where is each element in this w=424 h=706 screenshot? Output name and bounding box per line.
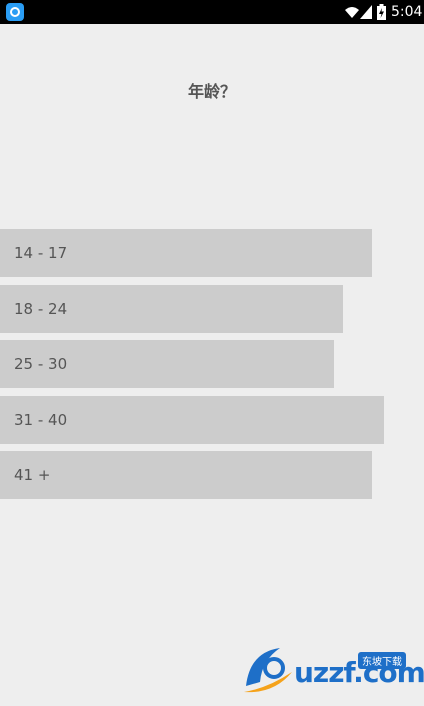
- status-time: 5:04: [391, 4, 423, 20]
- app-icon: [6, 3, 24, 21]
- battery-charging-icon: [377, 4, 386, 20]
- watermark: uzzf.com 东坡下载: [240, 642, 424, 698]
- age-option-41-plus[interactable]: 41 +: [0, 451, 372, 499]
- age-option-25-30[interactable]: 25 - 30: [0, 340, 334, 388]
- signal-icon: [360, 5, 372, 19]
- status-bar: 5:04: [0, 0, 424, 24]
- watermark-tag: 东坡下载: [358, 652, 406, 669]
- age-option-14-17[interactable]: 14 - 17: [0, 229, 372, 277]
- screen: 5:04 年龄？ 14 - 17 18 - 24 25 - 30 31 - 40…: [0, 0, 424, 706]
- age-option-18-24[interactable]: 18 - 24: [0, 285, 343, 333]
- watermark-logo-icon: [244, 648, 292, 693]
- age-option-31-40[interactable]: 31 - 40: [0, 396, 384, 444]
- wifi-icon: [345, 7, 359, 18]
- question-title: 年龄？: [187, 82, 236, 101]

══════════════════════════════

*INSTRUCTIONS TO FOLLOW*:
Reproduce the records above with every "age-option" renamed to "age-choice" and nothing else changed, and leave the pictures out.

*RESPONSE TO THIS EXERCISE*:
where is each element in this w=424 h=706 screenshot? Output name and bounding box per line.
- status-time: 5:04: [391, 4, 423, 20]
- app-icon: [6, 3, 24, 21]
- battery-charging-icon: [377, 4, 386, 20]
- watermark: uzzf.com 东坡下载: [240, 642, 424, 698]
- age-choice-41-plus[interactable]: 41 +: [0, 451, 372, 499]
- age-choice-25-30[interactable]: 25 - 30: [0, 340, 334, 388]
- signal-icon: [360, 5, 372, 19]
- status-bar: 5:04: [0, 0, 424, 24]
- watermark-tag: 东坡下载: [358, 652, 406, 669]
- age-choice-14-17[interactable]: 14 - 17: [0, 229, 372, 277]
- screen: 5:04 年龄？ 14 - 17 18 - 24 25 - 30 31 - 40…: [0, 0, 424, 706]
- age-choice-18-24[interactable]: 18 - 24: [0, 285, 343, 333]
- watermark-logo-icon: [244, 648, 292, 693]
- age-choice-31-40[interactable]: 31 - 40: [0, 396, 384, 444]
- wifi-icon: [345, 7, 359, 18]
- question-title: 年龄？: [187, 82, 236, 101]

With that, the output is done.